Records from a dataset
- - - - -

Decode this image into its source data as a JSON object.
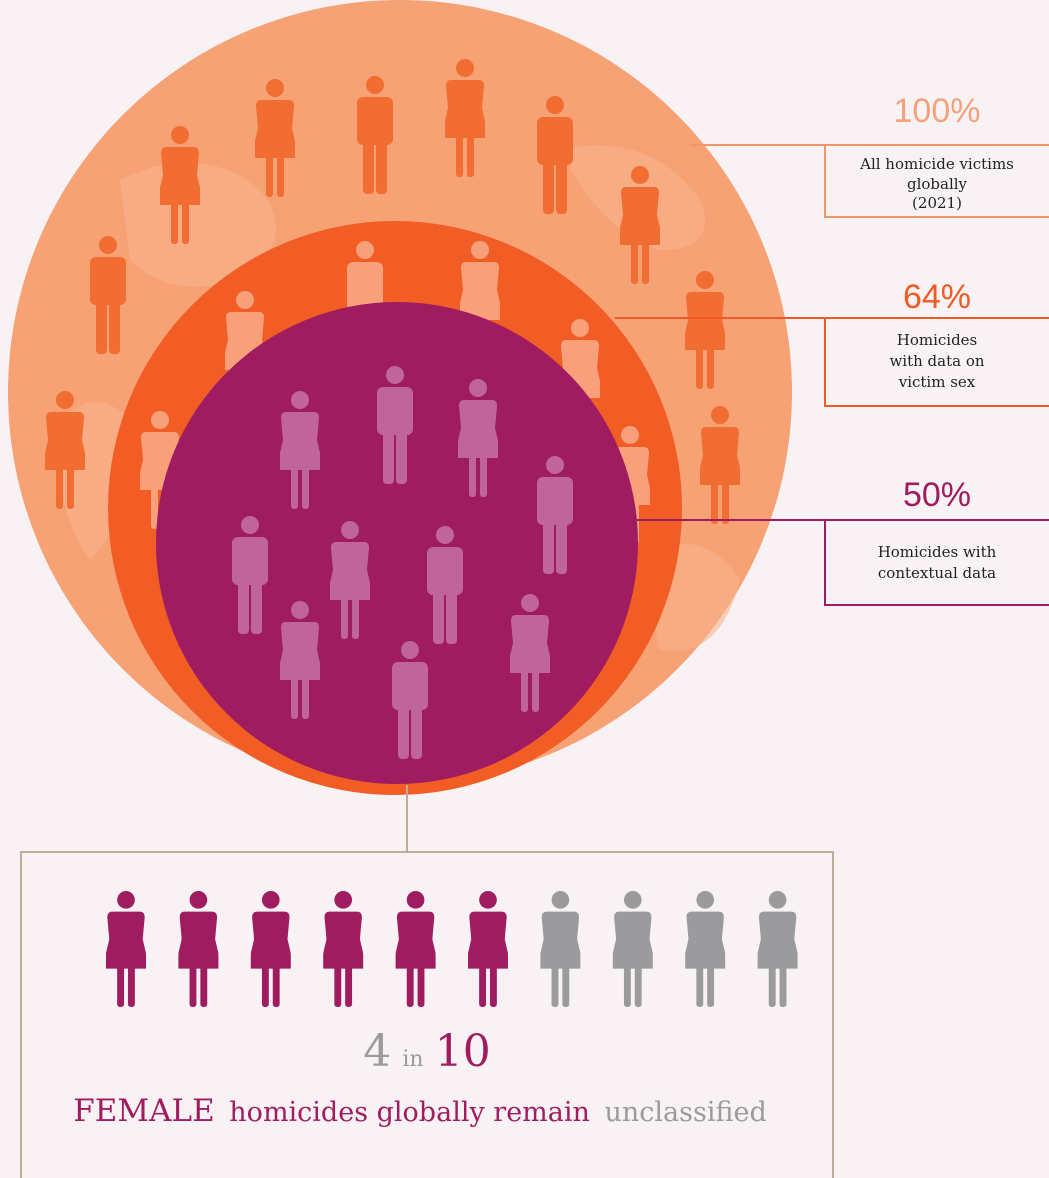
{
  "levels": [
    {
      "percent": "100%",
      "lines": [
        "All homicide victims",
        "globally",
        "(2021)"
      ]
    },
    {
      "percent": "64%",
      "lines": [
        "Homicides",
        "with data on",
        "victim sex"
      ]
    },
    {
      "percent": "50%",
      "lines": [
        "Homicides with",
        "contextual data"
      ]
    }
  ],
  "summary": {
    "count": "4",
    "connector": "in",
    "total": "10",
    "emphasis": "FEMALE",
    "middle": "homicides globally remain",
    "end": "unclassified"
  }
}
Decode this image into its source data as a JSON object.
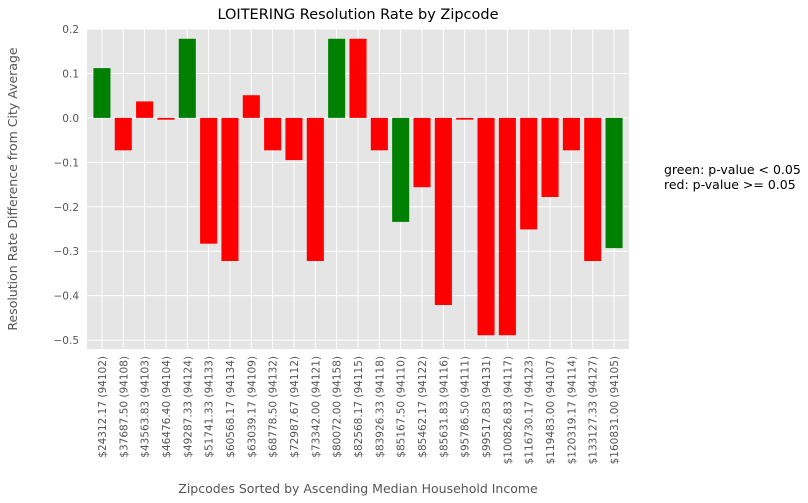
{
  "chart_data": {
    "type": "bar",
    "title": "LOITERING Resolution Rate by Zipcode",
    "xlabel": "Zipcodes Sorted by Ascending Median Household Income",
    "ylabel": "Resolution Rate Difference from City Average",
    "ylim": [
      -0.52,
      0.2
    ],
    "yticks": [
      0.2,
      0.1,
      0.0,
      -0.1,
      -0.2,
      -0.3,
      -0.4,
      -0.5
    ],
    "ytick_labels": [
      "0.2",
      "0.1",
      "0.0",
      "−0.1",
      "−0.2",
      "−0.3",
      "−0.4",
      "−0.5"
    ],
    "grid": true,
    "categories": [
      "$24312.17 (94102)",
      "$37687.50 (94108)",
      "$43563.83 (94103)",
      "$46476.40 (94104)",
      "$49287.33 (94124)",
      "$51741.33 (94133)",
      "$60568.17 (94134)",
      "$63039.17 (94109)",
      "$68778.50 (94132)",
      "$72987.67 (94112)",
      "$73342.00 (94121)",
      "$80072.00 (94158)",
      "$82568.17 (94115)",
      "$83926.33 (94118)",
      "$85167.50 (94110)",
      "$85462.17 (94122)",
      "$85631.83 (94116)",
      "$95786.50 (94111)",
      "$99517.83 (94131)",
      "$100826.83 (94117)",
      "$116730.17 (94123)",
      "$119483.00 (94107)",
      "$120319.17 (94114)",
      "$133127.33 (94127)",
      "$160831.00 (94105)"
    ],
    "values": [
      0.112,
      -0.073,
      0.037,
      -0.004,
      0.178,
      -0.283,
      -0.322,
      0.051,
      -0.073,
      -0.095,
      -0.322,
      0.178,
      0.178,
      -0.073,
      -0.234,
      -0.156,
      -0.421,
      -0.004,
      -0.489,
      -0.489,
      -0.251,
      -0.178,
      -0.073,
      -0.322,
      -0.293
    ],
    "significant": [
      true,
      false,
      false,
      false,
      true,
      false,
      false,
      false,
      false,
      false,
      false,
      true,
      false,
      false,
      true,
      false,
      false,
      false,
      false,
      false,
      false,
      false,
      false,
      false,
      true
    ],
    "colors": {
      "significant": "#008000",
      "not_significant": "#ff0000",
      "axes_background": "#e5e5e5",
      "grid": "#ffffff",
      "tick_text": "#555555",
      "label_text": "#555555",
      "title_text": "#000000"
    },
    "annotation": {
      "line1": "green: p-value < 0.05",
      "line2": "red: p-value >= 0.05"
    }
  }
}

- - - - -

Exercise requirements —
Pictures in the records above are left out; print everything else exactly as written.

The reply —
Decode this image into its source data as a JSON object.
{
  "levels": [
    {
      "percent": "100%",
      "lines": [
        "All homicide victims",
        "globally",
        "(2021)"
      ]
    },
    {
      "percent": "64%",
      "lines": [
        "Homicides",
        "with data on",
        "victim sex"
      ]
    },
    {
      "percent": "50%",
      "lines": [
        "Homicides with",
        "contextual data"
      ]
    }
  ],
  "summary": {
    "count": "4",
    "connector": "in",
    "total": "10",
    "emphasis": "FEMALE",
    "middle": "homicides globally remain",
    "end": "unclassified"
  }
}
Decode this image into its source data as a JSON object.
{
  "chart_data": {
    "type": "bar",
    "title": "LOITERING Resolution Rate by Zipcode",
    "xlabel": "Zipcodes Sorted by Ascending Median Household Income",
    "ylabel": "Resolution Rate Difference from City Average",
    "ylim": [
      -0.52,
      0.2
    ],
    "yticks": [
      0.2,
      0.1,
      0.0,
      -0.1,
      -0.2,
      -0.3,
      -0.4,
      -0.5
    ],
    "ytick_labels": [
      "0.2",
      "0.1",
      "0.0",
      "−0.1",
      "−0.2",
      "−0.3",
      "−0.4",
      "−0.5"
    ],
    "grid": true,
    "categories": [
      "$24312.17 (94102)",
      "$37687.50 (94108)",
      "$43563.83 (94103)",
      "$46476.40 (94104)",
      "$49287.33 (94124)",
      "$51741.33 (94133)",
      "$60568.17 (94134)",
      "$63039.17 (94109)",
      "$68778.50 (94132)",
      "$72987.67 (94112)",
      "$73342.00 (94121)",
      "$80072.00 (94158)",
      "$82568.17 (94115)",
      "$83926.33 (94118)",
      "$85167.50 (94110)",
      "$85462.17 (94122)",
      "$85631.83 (94116)",
      "$95786.50 (94111)",
      "$99517.83 (94131)",
      "$100826.83 (94117)",
      "$116730.17 (94123)",
      "$119483.00 (94107)",
      "$120319.17 (94114)",
      "$133127.33 (94127)",
      "$160831.00 (94105)"
    ],
    "values": [
      0.112,
      -0.073,
      0.037,
      -0.004,
      0.178,
      -0.283,
      -0.322,
      0.051,
      -0.073,
      -0.095,
      -0.322,
      0.178,
      0.178,
      -0.073,
      -0.234,
      -0.156,
      -0.421,
      -0.004,
      -0.489,
      -0.489,
      -0.251,
      -0.178,
      -0.073,
      -0.322,
      -0.293
    ],
    "significant": [
      true,
      false,
      false,
      false,
      true,
      false,
      false,
      false,
      false,
      false,
      false,
      true,
      false,
      false,
      true,
      false,
      false,
      false,
      false,
      false,
      false,
      false,
      false,
      false,
      true
    ],
    "colors": {
      "significant": "#008000",
      "not_significant": "#ff0000",
      "axes_background": "#e5e5e5",
      "grid": "#ffffff",
      "tick_text": "#555555",
      "label_text": "#555555",
      "title_text": "#000000"
    },
    "annotation": {
      "line1": "green: p-value < 0.05",
      "line2": "red: p-value >= 0.05"
    }
  }
}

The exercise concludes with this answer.